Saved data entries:
++++++++++
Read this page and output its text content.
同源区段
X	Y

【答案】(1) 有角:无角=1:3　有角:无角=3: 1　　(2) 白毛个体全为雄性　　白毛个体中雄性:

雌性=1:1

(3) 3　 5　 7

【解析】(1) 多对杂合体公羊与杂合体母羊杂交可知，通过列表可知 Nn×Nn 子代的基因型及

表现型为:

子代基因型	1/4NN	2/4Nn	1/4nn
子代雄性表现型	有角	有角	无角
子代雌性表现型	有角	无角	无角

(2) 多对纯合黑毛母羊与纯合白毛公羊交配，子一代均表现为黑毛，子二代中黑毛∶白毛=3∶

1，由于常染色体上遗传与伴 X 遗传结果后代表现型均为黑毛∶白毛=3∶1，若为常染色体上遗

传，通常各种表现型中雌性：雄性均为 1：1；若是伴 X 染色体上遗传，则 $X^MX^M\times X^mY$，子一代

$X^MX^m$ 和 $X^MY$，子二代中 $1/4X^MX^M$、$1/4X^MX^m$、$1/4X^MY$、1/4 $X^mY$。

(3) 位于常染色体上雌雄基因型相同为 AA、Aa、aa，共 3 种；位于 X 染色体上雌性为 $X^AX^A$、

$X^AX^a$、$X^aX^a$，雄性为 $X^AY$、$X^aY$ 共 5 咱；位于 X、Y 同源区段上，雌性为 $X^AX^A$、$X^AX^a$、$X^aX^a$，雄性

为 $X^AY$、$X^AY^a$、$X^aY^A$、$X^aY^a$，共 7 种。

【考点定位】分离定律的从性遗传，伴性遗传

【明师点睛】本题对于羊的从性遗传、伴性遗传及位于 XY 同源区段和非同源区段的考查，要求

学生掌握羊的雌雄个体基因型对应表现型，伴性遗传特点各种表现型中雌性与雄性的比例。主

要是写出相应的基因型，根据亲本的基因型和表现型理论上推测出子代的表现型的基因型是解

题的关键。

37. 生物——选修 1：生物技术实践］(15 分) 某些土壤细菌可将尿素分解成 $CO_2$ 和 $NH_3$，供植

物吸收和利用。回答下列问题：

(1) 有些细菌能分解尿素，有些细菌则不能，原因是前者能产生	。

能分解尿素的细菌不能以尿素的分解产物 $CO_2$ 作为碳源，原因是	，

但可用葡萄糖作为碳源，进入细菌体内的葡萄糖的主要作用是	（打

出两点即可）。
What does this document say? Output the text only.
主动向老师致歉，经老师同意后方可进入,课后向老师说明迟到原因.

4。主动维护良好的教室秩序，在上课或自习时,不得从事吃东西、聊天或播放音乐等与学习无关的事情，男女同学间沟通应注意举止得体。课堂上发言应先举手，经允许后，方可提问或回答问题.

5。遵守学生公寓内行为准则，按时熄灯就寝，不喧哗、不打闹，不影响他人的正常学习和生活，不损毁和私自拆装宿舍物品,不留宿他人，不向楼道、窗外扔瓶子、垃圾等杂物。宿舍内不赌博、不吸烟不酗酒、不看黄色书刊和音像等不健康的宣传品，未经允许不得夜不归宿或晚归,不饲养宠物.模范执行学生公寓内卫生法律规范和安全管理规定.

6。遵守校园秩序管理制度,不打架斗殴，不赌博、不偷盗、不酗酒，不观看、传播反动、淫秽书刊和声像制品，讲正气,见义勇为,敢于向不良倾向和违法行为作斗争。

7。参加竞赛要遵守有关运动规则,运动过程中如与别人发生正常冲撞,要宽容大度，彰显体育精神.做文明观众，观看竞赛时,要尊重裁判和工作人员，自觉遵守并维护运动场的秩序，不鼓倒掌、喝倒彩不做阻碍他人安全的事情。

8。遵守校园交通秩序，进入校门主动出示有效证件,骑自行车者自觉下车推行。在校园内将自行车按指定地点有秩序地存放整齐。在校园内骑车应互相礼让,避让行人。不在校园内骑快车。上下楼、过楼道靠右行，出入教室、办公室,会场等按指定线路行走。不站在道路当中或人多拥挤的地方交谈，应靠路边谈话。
++++++++++
## PROBLEM TO SOLVE
Quote, without any change, each line from the one that contains "What does this" through the end of the material.

## WRITTEN ANSWER
What does this document say? Output the text only.
主动向老师致歉，经老师同意后方可进入,课后向老师说明迟到原因.

4。主动维护良好的教室秩序，在上课或自习时,不得从事吃东西、聊天或播放音乐等与学习无关的事情，男女同学间沟通应注意举止得体。课堂上发言应先举手，经允许后，方可提问或回答问题.

5。遵守学生公寓内行为准则，按时熄灯就寝，不喧哗、不打闹，不影响他人的正常学习和生活，不损毁和私自拆装宿舍物品,不留宿他人，不向楼道、窗外扔瓶子、垃圾等杂物。宿舍内不赌博、不吸烟不酗酒、不看黄色书刊和音像等不健康的宣传品，未经允许不得夜不归宿或晚归,不饲养宠物.模范执行学生公寓内卫生法律规范和安全管理规定.

6。遵守校园秩序管理制度,不打架斗殴，不赌博、不偷盗、不酗酒，不观看、传播反动、淫秽书刊和声像制品，讲正气,见义勇为,敢于向不良倾向和违法行为作斗争。

7。参加竞赛要遵守有关运动规则,运动过程中如与别人发生正常冲撞,要宽容大度，彰显体育精神.做文明观众，观看竞赛时,要尊重裁判和工作人员，自觉遵守并维护运动场的秩序，不鼓倒掌、喝倒彩不做阻碍他人安全的事情。

8。遵守校园交通秩序，进入校门主动出示有效证件,骑自行车者自觉下车推行。在校园内将自行车按指定地点有秩序地存放整齐。在校园内骑车应互相礼让,避让行人。不在校园内骑快车。上下楼、过楼道靠右行，出入教室、办公室,会场等按指定线路行走。不站在道路当中或人多拥挤的地方交谈，应靠路边谈话。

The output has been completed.